Stored dataset items
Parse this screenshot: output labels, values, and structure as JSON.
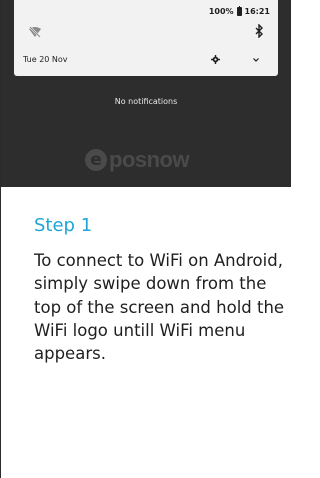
{
  "status_bar": {
    "battery_text": "100%",
    "time": "16:21"
  },
  "quick_panel": {
    "date": "Tue 20 Nov",
    "icons": [
      "wifi-off-icon",
      "bluetooth-icon",
      "settings-icon",
      "expand-icon",
      "battery-icon"
    ]
  },
  "notifications": {
    "empty_text": "No notifications"
  },
  "brand": {
    "mark": "e",
    "name": "posnow"
  },
  "step": {
    "title": "Step 1",
    "body": "To connect to WiFi on Android, simply swipe down from the top of the screen and hold the WiFi logo untill WiFi menu appears."
  },
  "colors": {
    "accent": "#1ea6d8",
    "screen_bg": "#2d2d2d",
    "panel_bg": "#f2f2f2",
    "logo_gray": "#4a4a4a"
  }
}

▶ YOUR INSTRUCTIONS
The records above should be reproduced exactly, with no pictures included.

▶ REPLY
Parse this screenshot: output labels, values, and structure as JSON.
{
  "status_bar": {
    "battery_text": "100%",
    "time": "16:21"
  },
  "quick_panel": {
    "date": "Tue 20 Nov",
    "icons": [
      "wifi-off-icon",
      "bluetooth-icon",
      "settings-icon",
      "expand-icon",
      "battery-icon"
    ]
  },
  "notifications": {
    "empty_text": "No notifications"
  },
  "brand": {
    "mark": "e",
    "name": "posnow"
  },
  "step": {
    "title": "Step 1",
    "body": "To connect to WiFi on Android, simply swipe down from the top of the screen and hold the WiFi logo untill WiFi menu appears."
  },
  "colors": {
    "accent": "#1ea6d8",
    "screen_bg": "#2d2d2d",
    "panel_bg": "#f2f2f2",
    "logo_gray": "#4a4a4a"
  }
}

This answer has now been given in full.